__What you have to do__: Copy all entries without alteration and skip the pictures they hold.

═════ Provided records ═════

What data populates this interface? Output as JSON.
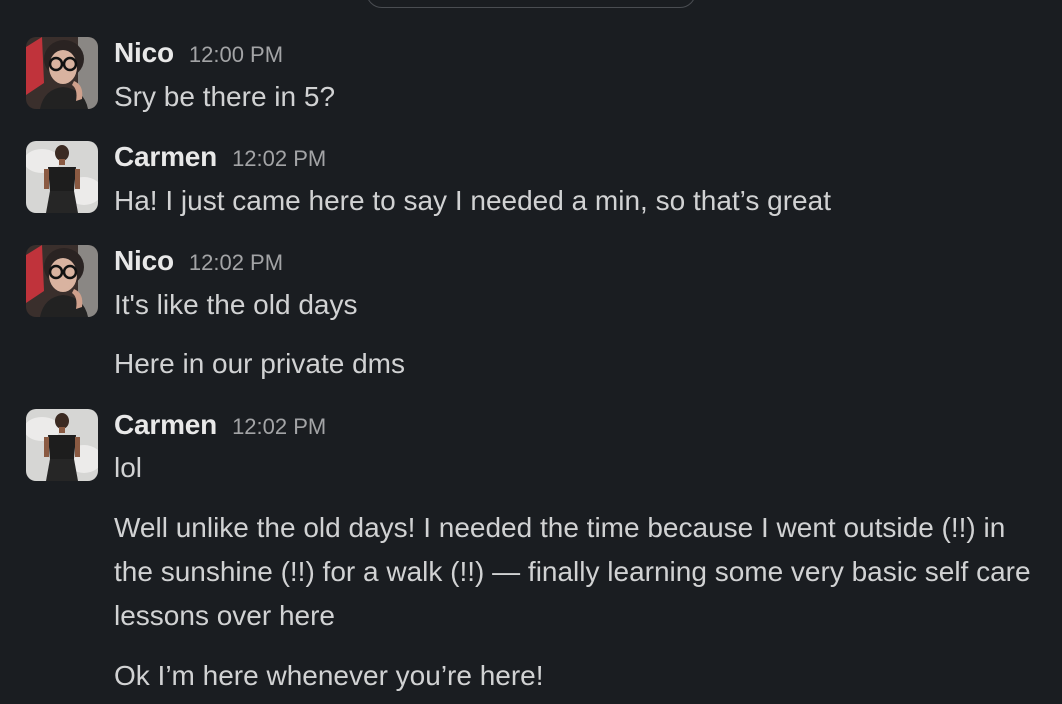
{
  "messages": [
    {
      "sender": "Nico",
      "time": "12:00 PM",
      "avatar_icon": "nico-avatar-icon",
      "lines": [
        "Sry be there in 5?"
      ]
    },
    {
      "sender": "Carmen",
      "time": "12:02 PM",
      "avatar_icon": "carmen-avatar-icon",
      "lines": [
        "Ha! I just came here to say I needed a min, so that’s great"
      ]
    },
    {
      "sender": "Nico",
      "time": "12:02 PM",
      "avatar_icon": "nico-avatar-icon",
      "lines": [
        "It's like the old days",
        "Here in our private dms"
      ]
    },
    {
      "sender": "Carmen",
      "time": "12:02 PM",
      "avatar_icon": "carmen-avatar-icon",
      "lines": [
        "lol",
        "Well unlike the old days! I needed the time because I went outside (!!) in the sunshine (!!) for a walk (!!) — finally learning some very basic self care lessons over here",
        "Ok I’m here whenever you’re here!"
      ]
    }
  ],
  "colors": {
    "background": "#1a1d21",
    "sender": "#e8e8e8",
    "text": "#d1d2d3",
    "timestamp": "#a3a4a6"
  }
}
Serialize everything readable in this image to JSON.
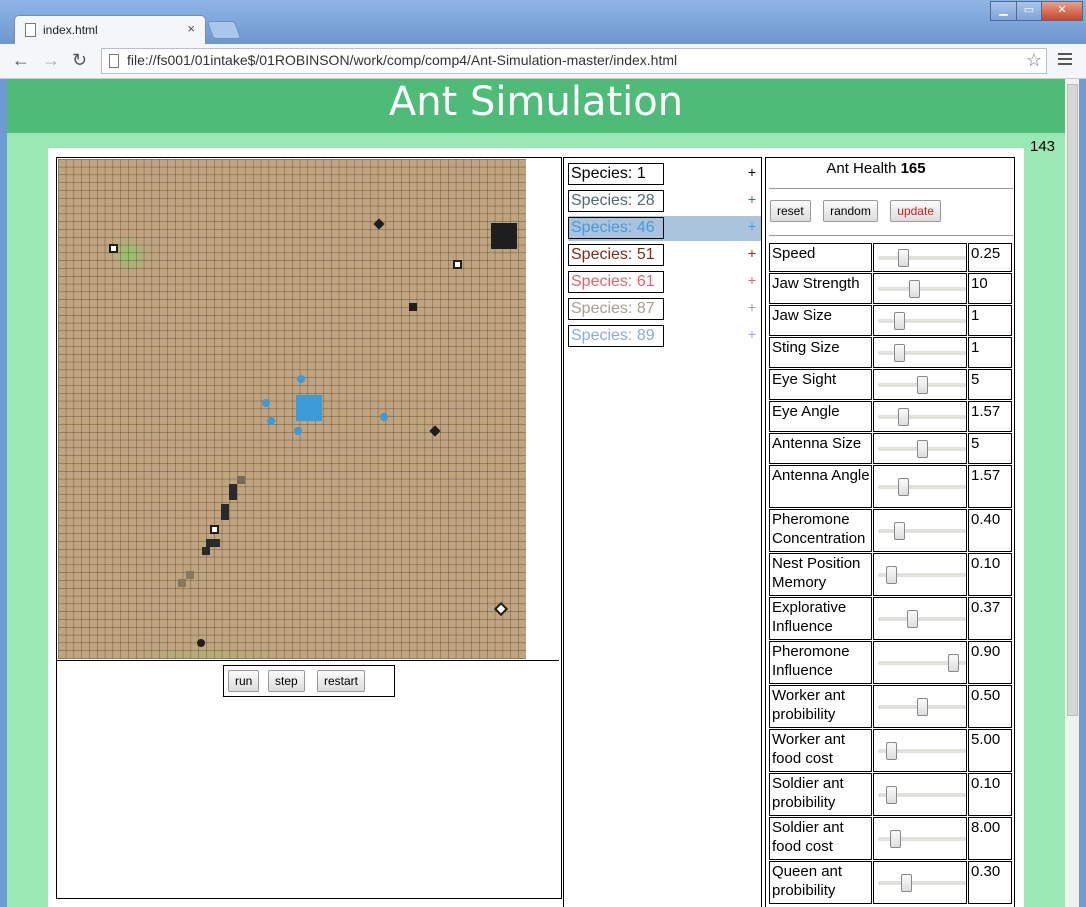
{
  "browser": {
    "tab_title": "index.html",
    "tab_close": "×",
    "url": "file://fs001/01intake$/01ROBINSON/work/comp/comp4/Ant-Simulation-master/index.html",
    "window_buttons": {
      "minimize": "▁",
      "maximize": "▭",
      "close": "✕"
    },
    "nav": {
      "back": "←",
      "forward": "→",
      "reload": "↻"
    },
    "star": "☆"
  },
  "page": {
    "title": "Ant Simulation",
    "counter": "143",
    "controls": {
      "run": "run",
      "step": "step",
      "restart": "restart"
    }
  },
  "species": [
    {
      "label": "Species: 1",
      "color": "#000000",
      "plus_color": "#000000"
    },
    {
      "label": "Species: 28",
      "color": "#4d6a79",
      "plus_color": "#4d6a79"
    },
    {
      "label": "Species: 46",
      "color": "#4a9ad9",
      "plus_color": "#4a9ad9",
      "selected": true
    },
    {
      "label": "Species: 51",
      "color": "#7a2d1b",
      "plus_color": "#7a2d1b"
    },
    {
      "label": "Species: 61",
      "color": "#e0636c",
      "plus_color": "#e0636c"
    },
    {
      "label": "Species: 87",
      "color": "#a5a092",
      "plus_color": "#a5a092"
    },
    {
      "label": "Species: 89",
      "color": "#8fa9d8",
      "plus_color": "#8fa9d8"
    }
  ],
  "plus": "+",
  "health": {
    "label": "Ant Health",
    "value": "165"
  },
  "buttons": {
    "reset": "reset",
    "random": "random",
    "update": "update"
  },
  "params": [
    {
      "label": "Speed",
      "value": "0.25",
      "slider": 0.25
    },
    {
      "label": "Jaw Strength",
      "value": "10",
      "slider": 0.4
    },
    {
      "label": "Jaw Size",
      "value": "1",
      "slider": 0.2
    },
    {
      "label": "Sting Size",
      "value": "1",
      "slider": 0.2
    },
    {
      "label": "Eye Sight",
      "value": "5",
      "slider": 0.5
    },
    {
      "label": "Eye Angle",
      "value": "1.57",
      "slider": 0.25
    },
    {
      "label": "Antenna Size",
      "value": "5",
      "slider": 0.5
    },
    {
      "label": "Antenna Angle",
      "value": "1.57",
      "slider": 0.25
    },
    {
      "label": "Pheromone Concentration",
      "value": "0.40",
      "slider": 0.2
    },
    {
      "label": "Nest Position Memory",
      "value": "0.10",
      "slider": 0.1
    },
    {
      "label": "Explorative Influence",
      "value": "0.37",
      "slider": 0.37
    },
    {
      "label": "Pheromone Influence",
      "value": "0.90",
      "slider": 0.9
    },
    {
      "label": "Worker ant probibility",
      "value": "0.50",
      "slider": 0.5
    },
    {
      "label": "Worker ant food cost",
      "value": "5.00",
      "slider": 0.1
    },
    {
      "label": "Soldier ant probibility",
      "value": "0.10",
      "slider": 0.1
    },
    {
      "label": "Soldier ant food cost",
      "value": "8.00",
      "slider": 0.16
    },
    {
      "label": "Queen ant probibility",
      "value": "0.30",
      "slider": 0.3
    }
  ]
}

═════

__Correct result__:
What data populates this interface? Output as JSON.
{
  "messages": [
    {
      "sender": "Nico",
      "time": "12:00 PM",
      "avatar_icon": "nico-avatar-icon",
      "lines": [
        "Sry be there in 5?"
      ]
    },
    {
      "sender": "Carmen",
      "time": "12:02 PM",
      "avatar_icon": "carmen-avatar-icon",
      "lines": [
        "Ha! I just came here to say I needed a min, so that’s great"
      ]
    },
    {
      "sender": "Nico",
      "time": "12:02 PM",
      "avatar_icon": "nico-avatar-icon",
      "lines": [
        "It's like the old days",
        "Here in our private dms"
      ]
    },
    {
      "sender": "Carmen",
      "time": "12:02 PM",
      "avatar_icon": "carmen-avatar-icon",
      "lines": [
        "lol",
        "Well unlike the old days! I needed the time because I went outside (!!) in the sunshine (!!) for a walk (!!) — finally learning some very basic self care lessons over here",
        "Ok I’m here whenever you’re here!"
      ]
    }
  ],
  "colors": {
    "background": "#1a1d21",
    "sender": "#e8e8e8",
    "text": "#d1d2d3",
    "timestamp": "#a3a4a6"
  }
}
Serialize everything readable in this image to JSON.
{
  "browser": {
    "tab_title": "index.html",
    "tab_close": "×",
    "url": "file://fs001/01intake$/01ROBINSON/work/comp/comp4/Ant-Simulation-master/index.html",
    "window_buttons": {
      "minimize": "▁",
      "maximize": "▭",
      "close": "✕"
    },
    "nav": {
      "back": "←",
      "forward": "→",
      "reload": "↻"
    },
    "star": "☆"
  },
  "page": {
    "title": "Ant Simulation",
    "counter": "143",
    "controls": {
      "run": "run",
      "step": "step",
      "restart": "restart"
    }
  },
  "species": [
    {
      "label": "Species: 1",
      "color": "#000000",
      "plus_color": "#000000"
    },
    {
      "label": "Species: 28",
      "color": "#4d6a79",
      "plus_color": "#4d6a79"
    },
    {
      "label": "Species: 46",
      "color": "#4a9ad9",
      "plus_color": "#4a9ad9",
      "selected": true
    },
    {
      "label": "Species: 51",
      "color": "#7a2d1b",
      "plus_color": "#7a2d1b"
    },
    {
      "label": "Species: 61",
      "color": "#e0636c",
      "plus_color": "#e0636c"
    },
    {
      "label": "Species: 87",
      "color": "#a5a092",
      "plus_color": "#a5a092"
    },
    {
      "label": "Species: 89",
      "color": "#8fa9d8",
      "plus_color": "#8fa9d8"
    }
  ],
  "plus": "+",
  "health": {
    "label": "Ant Health",
    "value": "165"
  },
  "buttons": {
    "reset": "reset",
    "random": "random",
    "update": "update"
  },
  "params": [
    {
      "label": "Speed",
      "value": "0.25",
      "slider": 0.25
    },
    {
      "label": "Jaw Strength",
      "value": "10",
      "slider": 0.4
    },
    {
      "label": "Jaw Size",
      "value": "1",
      "slider": 0.2
    },
    {
      "label": "Sting Size",
      "value": "1",
      "slider": 0.2
    },
    {
      "label": "Eye Sight",
      "value": "5",
      "slider": 0.5
    },
    {
      "label": "Eye Angle",
      "value": "1.57",
      "slider": 0.25
    },
    {
      "label": "Antenna Size",
      "value": "5",
      "slider": 0.5
    },
    {
      "label": "Antenna Angle",
      "value": "1.57",
      "slider": 0.25
    },
    {
      "label": "Pheromone Concentration",
      "value": "0.40",
      "slider": 0.2
    },
    {
      "label": "Nest Position Memory",
      "value": "0.10",
      "slider": 0.1
    },
    {
      "label": "Explorative Influence",
      "value": "0.37",
      "slider": 0.37
    },
    {
      "label": "Pheromone Influence",
      "value": "0.90",
      "slider": 0.9
    },
    {
      "label": "Worker ant probibility",
      "value": "0.50",
      "slider": 0.5
    },
    {
      "label": "Worker ant food cost",
      "value": "5.00",
      "slider": 0.1
    },
    {
      "label": "Soldier ant probibility",
      "value": "0.10",
      "slider": 0.1
    },
    {
      "label": "Soldier ant food cost",
      "value": "8.00",
      "slider": 0.16
    },
    {
      "label": "Queen ant probibility",
      "value": "0.30",
      "slider": 0.3
    }
  ]
}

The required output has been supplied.